--- start ---
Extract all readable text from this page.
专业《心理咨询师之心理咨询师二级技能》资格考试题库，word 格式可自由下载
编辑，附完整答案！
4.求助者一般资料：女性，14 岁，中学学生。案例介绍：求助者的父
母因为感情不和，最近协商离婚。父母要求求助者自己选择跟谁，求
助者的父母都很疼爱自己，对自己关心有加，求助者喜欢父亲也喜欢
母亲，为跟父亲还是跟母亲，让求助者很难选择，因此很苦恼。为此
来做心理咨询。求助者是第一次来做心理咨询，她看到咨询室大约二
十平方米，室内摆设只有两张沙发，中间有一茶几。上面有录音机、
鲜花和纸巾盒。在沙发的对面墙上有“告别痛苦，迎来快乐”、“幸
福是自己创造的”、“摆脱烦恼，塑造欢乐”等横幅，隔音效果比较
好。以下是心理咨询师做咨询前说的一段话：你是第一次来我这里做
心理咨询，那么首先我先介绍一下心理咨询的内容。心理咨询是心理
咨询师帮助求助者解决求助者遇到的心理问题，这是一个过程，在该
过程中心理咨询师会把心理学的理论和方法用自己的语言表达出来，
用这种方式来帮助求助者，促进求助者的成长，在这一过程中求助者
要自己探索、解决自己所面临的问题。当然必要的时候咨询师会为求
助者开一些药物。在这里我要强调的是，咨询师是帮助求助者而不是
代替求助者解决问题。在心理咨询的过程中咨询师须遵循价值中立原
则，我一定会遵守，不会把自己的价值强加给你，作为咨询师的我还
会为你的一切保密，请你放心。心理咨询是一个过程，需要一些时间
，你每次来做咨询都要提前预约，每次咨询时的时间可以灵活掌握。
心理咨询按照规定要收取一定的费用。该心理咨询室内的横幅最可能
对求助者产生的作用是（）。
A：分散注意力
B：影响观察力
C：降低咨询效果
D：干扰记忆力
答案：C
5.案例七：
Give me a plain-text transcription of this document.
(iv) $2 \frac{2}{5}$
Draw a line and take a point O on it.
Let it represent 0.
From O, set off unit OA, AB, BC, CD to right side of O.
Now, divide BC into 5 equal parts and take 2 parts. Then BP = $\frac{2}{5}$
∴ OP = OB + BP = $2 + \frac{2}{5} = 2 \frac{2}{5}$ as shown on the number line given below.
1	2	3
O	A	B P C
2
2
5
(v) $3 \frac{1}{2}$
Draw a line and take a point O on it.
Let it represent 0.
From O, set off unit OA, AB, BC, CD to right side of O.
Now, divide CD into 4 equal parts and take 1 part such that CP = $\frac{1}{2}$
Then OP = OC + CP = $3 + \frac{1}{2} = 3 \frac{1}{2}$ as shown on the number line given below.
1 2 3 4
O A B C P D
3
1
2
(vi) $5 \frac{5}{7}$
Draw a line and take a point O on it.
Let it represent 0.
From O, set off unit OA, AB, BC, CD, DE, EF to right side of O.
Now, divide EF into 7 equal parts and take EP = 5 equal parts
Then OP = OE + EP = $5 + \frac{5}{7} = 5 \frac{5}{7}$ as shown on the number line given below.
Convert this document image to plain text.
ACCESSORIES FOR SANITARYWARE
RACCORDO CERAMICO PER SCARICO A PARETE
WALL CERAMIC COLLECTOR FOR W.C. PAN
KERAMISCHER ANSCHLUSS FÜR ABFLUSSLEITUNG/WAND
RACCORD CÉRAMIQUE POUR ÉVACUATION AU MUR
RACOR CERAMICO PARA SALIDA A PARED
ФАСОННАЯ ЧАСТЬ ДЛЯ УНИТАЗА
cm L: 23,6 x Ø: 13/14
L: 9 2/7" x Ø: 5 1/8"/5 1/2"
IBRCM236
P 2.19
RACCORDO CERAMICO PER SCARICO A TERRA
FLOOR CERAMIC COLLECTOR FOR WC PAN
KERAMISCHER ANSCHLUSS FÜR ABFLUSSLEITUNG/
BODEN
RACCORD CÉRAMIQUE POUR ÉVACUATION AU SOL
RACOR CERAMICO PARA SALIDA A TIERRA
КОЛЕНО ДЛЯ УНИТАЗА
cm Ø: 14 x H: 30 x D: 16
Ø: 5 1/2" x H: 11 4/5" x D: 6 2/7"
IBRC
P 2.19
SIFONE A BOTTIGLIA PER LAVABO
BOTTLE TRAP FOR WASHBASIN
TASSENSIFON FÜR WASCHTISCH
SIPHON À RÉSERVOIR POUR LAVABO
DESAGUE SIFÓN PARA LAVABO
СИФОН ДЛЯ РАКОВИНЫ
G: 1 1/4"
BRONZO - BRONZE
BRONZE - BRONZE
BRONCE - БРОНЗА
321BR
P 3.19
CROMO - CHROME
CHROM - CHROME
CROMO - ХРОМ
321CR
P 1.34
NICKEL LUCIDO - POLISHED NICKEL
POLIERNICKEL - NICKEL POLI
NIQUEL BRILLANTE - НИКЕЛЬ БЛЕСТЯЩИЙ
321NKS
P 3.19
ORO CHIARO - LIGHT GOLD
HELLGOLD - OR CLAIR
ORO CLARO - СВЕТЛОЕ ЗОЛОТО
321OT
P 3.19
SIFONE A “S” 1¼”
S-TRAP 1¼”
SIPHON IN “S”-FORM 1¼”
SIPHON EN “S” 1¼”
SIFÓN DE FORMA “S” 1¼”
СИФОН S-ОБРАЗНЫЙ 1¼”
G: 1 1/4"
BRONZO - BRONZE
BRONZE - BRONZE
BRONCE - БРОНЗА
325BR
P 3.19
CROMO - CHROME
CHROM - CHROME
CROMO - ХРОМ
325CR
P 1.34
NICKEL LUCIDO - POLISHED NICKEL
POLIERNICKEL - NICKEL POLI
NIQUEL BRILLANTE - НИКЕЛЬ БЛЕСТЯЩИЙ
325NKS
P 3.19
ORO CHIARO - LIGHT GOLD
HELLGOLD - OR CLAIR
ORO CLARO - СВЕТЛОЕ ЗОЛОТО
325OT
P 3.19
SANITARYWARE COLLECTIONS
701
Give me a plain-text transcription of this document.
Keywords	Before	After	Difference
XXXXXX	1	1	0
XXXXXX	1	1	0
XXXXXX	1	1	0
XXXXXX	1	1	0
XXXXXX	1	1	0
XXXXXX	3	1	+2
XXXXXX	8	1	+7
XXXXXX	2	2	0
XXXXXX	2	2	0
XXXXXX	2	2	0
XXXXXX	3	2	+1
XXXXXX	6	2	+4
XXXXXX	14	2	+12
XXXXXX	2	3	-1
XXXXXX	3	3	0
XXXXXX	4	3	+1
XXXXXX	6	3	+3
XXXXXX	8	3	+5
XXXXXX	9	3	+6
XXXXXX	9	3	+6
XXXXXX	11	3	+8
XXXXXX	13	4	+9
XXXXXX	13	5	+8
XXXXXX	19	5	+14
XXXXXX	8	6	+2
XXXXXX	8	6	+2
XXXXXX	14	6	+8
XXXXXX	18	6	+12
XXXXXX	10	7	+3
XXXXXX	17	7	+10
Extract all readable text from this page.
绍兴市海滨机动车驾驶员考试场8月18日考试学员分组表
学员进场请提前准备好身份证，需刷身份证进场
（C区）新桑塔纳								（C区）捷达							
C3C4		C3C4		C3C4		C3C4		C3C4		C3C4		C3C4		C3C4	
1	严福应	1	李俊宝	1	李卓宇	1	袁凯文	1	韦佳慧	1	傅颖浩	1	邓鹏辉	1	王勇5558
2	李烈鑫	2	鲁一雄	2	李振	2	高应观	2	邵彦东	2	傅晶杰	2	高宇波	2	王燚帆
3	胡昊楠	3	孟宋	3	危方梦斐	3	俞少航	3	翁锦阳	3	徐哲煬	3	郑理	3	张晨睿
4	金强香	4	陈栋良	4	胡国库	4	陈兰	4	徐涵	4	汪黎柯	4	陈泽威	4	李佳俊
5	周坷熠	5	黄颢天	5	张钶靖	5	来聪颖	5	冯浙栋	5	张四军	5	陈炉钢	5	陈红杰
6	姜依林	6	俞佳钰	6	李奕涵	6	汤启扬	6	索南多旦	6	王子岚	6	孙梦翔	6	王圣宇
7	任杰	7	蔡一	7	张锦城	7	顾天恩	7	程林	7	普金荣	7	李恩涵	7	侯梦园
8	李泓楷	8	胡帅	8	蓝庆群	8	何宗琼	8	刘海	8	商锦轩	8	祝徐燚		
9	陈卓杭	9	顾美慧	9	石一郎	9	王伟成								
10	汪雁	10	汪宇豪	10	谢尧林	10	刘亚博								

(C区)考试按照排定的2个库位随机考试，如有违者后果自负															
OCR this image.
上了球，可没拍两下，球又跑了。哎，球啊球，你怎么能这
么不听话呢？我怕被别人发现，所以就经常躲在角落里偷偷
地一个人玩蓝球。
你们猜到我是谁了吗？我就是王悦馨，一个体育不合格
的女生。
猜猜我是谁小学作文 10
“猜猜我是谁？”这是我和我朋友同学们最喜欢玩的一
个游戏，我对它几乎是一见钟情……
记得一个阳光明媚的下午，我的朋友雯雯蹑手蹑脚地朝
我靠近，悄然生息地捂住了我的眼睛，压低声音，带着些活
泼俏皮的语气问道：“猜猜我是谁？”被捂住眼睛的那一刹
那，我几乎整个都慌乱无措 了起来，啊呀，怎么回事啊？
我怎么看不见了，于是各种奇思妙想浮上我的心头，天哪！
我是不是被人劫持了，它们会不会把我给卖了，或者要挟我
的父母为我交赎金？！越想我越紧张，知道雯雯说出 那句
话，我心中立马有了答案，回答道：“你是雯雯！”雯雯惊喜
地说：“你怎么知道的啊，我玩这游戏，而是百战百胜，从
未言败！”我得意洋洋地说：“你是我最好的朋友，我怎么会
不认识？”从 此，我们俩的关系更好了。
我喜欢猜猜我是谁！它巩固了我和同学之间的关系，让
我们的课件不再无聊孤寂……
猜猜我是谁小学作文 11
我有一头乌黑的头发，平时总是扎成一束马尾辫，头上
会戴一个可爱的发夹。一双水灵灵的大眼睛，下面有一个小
--- end ---
What you will do >> Within the listing above, work out how many lines contain the string "into", and reply with that number only.

Reply to the task >> 3